FRAGMENTO PARA LEER:
※ ※ ※

Porque, al decir que hay algo mejor que la libertad de pensamiento -ese gran bien del hombre, y raíz de la libertad de conciencia-, el autor de la inscripción no coartaba tal libertad sino, simplemente, establecía una jerarquía esencial en su ejercicio, reconociendo que por encima de lo «libre» estaba lo «recto», lo no «torcido»; o quizás, para decirlo con otras palabras, está, elusiva y enigmática, la verdad.
(Mas ¿qué es la verdad? ¡Tremenda pregunta! Pero resultará arduo ignorar que, hace dos mil años, un prodigioso ser humano y divino, nacido en Belén de Judá, ya la había contestado con una sobrecogedora, misteriosa autoridad: «Yo soy la verdad»...)
Con frecuencia, en estos tiempos de crisis, debates y choques de ideas, se usa una frase que parece muy «políticamente correcta» pero que yo no entiendo bien: «En política, cualquier idea es respetable siempre que no se quiera imponerla por la violencia». No creo que todas las ideas sean, en principio, respetables, porque muchas de ellas entrañan, proclaman, se convierten inexorablemente en violencia. Las violencias mortales, destructoras, degradantes, antes de transformarse en «acto» han sido, muchas veces, ideas terribles, desmanes en «potencia», pensamientos que llevaban aquella encadenada. Y esas ideas, aunque broten libremente de la libertad con que el cerebro piensa, serán inevitables pero ya en su origen han dejado de ser respetables.

※ ※ ※

REGISTROS DE DATOS:
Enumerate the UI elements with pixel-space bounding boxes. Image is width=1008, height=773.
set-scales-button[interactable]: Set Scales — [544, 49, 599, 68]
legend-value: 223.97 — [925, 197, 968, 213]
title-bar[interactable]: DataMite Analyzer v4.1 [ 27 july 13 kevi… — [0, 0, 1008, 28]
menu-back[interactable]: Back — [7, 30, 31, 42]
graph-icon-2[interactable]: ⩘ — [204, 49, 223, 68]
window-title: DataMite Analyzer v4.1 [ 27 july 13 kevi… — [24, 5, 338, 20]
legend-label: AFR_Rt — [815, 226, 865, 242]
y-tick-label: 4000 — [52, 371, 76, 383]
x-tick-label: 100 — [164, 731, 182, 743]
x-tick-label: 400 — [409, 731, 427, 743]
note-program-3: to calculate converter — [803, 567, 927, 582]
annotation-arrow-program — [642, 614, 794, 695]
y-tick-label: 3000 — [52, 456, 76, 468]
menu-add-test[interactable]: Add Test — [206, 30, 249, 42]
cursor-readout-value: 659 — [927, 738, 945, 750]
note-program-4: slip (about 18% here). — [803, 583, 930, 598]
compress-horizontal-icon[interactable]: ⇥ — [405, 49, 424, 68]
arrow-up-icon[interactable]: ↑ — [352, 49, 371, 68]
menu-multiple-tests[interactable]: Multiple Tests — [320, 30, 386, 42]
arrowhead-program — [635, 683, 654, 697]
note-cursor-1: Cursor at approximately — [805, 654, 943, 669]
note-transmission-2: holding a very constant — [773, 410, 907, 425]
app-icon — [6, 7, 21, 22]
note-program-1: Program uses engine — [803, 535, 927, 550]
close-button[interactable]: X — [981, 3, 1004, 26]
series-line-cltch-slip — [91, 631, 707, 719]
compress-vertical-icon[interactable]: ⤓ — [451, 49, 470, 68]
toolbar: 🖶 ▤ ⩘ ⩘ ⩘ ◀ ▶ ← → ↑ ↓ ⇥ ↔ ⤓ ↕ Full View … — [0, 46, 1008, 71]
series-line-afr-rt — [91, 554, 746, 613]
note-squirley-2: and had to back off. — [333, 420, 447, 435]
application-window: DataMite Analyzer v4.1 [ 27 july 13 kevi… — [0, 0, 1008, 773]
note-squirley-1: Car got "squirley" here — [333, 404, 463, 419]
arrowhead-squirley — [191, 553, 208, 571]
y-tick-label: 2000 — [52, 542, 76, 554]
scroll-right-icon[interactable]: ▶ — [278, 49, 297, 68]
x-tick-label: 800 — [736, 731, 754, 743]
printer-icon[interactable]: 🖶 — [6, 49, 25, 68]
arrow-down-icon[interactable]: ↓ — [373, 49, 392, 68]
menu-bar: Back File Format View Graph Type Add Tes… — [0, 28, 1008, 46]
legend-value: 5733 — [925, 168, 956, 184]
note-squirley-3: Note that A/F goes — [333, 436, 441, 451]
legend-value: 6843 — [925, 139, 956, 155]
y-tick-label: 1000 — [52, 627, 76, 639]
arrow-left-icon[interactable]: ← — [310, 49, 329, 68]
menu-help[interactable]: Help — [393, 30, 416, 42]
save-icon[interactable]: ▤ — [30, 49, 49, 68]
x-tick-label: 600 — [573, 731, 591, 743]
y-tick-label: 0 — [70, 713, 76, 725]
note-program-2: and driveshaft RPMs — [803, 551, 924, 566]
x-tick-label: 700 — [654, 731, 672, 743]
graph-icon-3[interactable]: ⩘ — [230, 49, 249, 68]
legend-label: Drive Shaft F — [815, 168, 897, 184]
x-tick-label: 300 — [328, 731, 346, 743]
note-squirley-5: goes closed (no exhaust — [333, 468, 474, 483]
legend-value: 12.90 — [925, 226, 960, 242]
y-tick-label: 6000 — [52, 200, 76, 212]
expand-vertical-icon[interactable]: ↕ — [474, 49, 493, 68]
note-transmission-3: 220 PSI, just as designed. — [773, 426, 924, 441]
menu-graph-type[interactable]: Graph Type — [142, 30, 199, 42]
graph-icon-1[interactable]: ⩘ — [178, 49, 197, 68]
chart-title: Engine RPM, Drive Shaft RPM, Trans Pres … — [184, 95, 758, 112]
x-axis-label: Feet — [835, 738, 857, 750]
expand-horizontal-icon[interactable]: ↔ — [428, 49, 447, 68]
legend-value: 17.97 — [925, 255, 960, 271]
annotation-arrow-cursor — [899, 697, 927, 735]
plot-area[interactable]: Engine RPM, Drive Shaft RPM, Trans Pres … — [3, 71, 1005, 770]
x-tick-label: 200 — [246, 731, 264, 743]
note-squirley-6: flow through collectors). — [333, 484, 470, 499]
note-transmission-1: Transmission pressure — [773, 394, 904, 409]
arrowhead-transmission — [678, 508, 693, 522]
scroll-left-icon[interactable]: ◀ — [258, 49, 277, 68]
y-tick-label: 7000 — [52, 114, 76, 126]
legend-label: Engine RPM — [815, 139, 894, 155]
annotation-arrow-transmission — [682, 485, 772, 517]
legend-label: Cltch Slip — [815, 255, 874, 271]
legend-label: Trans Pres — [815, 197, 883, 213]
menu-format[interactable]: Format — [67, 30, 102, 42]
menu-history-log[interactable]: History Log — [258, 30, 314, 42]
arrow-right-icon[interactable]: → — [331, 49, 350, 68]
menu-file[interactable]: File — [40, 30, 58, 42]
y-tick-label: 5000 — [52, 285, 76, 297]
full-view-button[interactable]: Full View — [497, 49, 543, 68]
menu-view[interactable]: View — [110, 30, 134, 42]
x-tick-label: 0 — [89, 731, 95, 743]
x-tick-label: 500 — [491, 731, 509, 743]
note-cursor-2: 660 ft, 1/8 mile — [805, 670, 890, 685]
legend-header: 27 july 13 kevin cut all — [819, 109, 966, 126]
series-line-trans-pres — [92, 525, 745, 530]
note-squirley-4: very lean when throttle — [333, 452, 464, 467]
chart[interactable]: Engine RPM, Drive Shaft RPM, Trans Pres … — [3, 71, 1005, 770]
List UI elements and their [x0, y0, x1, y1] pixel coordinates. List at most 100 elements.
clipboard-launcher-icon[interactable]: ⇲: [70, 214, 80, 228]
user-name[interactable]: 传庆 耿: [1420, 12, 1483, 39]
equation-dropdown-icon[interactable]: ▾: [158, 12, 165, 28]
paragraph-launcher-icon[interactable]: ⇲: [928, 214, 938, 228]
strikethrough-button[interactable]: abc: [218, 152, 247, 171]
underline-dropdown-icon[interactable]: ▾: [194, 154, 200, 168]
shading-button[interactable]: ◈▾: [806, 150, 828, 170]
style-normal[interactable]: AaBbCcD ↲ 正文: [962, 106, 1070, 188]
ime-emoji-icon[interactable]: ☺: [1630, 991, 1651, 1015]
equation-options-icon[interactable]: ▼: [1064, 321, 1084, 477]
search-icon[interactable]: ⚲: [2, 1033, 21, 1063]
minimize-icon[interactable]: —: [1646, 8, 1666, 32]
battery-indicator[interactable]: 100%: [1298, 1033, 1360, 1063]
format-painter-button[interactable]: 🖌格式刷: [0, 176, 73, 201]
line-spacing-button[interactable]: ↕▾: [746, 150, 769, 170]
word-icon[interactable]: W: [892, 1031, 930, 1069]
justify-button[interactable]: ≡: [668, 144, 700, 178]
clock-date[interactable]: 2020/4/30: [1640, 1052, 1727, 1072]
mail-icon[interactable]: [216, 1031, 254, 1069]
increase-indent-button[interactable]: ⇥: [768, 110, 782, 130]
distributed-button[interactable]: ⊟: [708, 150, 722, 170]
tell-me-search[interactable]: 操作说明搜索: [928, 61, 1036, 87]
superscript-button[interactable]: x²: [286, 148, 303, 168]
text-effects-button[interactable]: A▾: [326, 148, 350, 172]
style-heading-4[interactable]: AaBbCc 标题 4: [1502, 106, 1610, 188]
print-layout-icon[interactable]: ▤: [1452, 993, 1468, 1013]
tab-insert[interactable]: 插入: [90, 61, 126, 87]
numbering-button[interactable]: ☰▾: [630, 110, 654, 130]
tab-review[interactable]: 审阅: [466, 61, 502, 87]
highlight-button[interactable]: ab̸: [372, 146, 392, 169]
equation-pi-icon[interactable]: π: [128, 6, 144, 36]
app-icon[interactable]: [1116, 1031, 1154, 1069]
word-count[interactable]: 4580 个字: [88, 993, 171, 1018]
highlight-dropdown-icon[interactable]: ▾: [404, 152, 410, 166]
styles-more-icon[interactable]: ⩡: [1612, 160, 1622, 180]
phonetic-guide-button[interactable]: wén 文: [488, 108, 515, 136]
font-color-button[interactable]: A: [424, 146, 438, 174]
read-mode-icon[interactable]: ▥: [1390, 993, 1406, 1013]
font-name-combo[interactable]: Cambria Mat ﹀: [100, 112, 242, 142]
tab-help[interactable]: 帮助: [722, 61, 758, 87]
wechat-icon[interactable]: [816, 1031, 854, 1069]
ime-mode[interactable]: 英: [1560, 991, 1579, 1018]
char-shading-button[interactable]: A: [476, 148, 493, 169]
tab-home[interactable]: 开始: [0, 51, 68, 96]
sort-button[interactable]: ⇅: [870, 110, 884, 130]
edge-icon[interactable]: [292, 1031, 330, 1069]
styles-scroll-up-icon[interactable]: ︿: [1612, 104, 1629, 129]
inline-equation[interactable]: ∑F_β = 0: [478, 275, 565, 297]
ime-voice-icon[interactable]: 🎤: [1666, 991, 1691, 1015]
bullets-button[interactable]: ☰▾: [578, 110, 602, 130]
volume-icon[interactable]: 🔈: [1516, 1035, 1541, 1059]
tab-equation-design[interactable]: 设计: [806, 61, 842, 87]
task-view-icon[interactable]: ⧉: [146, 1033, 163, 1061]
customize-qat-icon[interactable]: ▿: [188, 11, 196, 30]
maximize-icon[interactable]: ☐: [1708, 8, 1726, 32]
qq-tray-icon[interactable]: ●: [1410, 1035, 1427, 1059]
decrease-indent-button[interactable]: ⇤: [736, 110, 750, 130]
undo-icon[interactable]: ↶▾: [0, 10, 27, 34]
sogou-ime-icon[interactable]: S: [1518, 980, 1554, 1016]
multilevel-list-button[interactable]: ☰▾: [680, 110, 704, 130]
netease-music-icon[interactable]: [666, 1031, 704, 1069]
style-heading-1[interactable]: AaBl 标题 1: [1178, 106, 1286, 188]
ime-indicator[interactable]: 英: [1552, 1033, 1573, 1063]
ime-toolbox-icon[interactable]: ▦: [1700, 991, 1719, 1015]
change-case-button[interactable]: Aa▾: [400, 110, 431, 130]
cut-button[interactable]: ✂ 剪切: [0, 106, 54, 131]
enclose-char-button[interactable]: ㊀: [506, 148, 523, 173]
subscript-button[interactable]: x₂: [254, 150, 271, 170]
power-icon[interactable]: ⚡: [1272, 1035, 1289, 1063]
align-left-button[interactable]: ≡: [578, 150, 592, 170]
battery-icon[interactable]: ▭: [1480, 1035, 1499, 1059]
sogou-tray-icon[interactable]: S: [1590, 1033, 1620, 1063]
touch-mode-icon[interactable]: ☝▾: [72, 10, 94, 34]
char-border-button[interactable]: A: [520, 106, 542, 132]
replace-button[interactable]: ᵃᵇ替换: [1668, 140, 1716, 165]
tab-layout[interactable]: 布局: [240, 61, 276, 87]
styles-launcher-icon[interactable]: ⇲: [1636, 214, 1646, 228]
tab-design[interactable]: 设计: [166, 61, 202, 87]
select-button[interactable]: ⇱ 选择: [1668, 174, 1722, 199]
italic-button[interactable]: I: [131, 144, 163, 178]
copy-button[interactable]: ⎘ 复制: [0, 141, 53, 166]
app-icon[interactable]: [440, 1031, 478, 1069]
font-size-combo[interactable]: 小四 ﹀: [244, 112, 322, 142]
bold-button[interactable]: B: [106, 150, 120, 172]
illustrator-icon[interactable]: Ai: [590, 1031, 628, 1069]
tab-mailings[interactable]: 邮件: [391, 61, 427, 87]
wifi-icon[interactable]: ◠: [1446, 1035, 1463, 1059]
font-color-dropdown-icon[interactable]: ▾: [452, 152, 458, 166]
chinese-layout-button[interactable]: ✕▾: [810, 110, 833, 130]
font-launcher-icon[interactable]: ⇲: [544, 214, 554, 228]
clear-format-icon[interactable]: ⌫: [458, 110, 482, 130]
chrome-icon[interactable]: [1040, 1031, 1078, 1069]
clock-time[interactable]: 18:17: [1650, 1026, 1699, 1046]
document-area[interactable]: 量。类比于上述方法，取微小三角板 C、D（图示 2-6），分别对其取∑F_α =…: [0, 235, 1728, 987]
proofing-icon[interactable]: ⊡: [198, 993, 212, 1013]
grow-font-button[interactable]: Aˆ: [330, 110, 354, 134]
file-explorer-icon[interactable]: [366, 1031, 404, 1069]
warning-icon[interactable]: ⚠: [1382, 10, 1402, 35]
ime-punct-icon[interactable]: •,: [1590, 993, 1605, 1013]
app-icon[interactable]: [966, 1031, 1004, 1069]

※ ※ ※

TAREAS:
**1.** Según el fragmento sobre la libertad de pensamiento, ¿por qué el autor no cree que todas las ideas sean, en principio, respetables? Explícalo en una a tres oraciones.
**2.** Indica si cada afirmación concuerda con el fragmento sobre la libertad de pensamiento y cita las palabras que lo deciden: (a) El autor de la inscripción coartaba la libertad de pensamiento. (b) El fragmento sitúa lo «recto» por encima de lo «libre». (c) El autor dice entender bien la frase «En política, cualquier idea es respetable siempre que no se quiera imponerla por la violencia».
**3.** Prolonga el fragmento sobre la libertad de pensamiento a partir de su última oración.
El material no tiene ningún papel en esto.

RESPUESTAS ESPERADAS:
**1.** Porque muchas ideas entrañan, proclaman o se convierten inexorablemente en violencia. El autor añade que las violencias mortales, destructoras y degradantes han sido muchas veces, antes de transformarse en acto, ideas terribles o desmanes en potencia.

**2.**
(a) No: «el autor de la inscripción no coartaba tal libertad».
(b) Sí: «reconociendo que por encima de lo «libre» estaba lo «recto»».
(c) No: «pero que yo no entiendo bien».

**3.**
Nos preguntaremos cómo se calificarían los actos violentos nacidos de los ciegos fanatismos religiosos o políticos, o de la arrebatada pasión, la deformación intelectual o la pérdida, aunque sea pasajera, del buen juicio. Creo que ahí no estarán las ideas; solo oscuros impulsos biológicos que nublan la mente, subiendo del pozo insondable del hombre, al que ya se refería San Agustín cuando hablaba de la bestia que yace «allá abajo» de nuestro ser, y que quizás tenga algo que ver con lo que, modernamente, Sigmund Freud describía como oscuridades del «id» el «ello».
Y también ¿qué podríamos decir de la violencia en legítima defensa, o de la guerra misma? Hace largo tiempo que teólogos, filósofos, juristas se lo plantean, y todavía se discute sobre los límites justos de la autodefensa o sobre la guerra «justa» o «injusta». Lo que es la guerra es siempre una catástrofe; y la utopía de «la paz perpetua» sigue siendo, por ahora y para nuestra desgracia, una utopía, aunque no un imposible metafísico; por eso debemos perseguir denodadamente la paz.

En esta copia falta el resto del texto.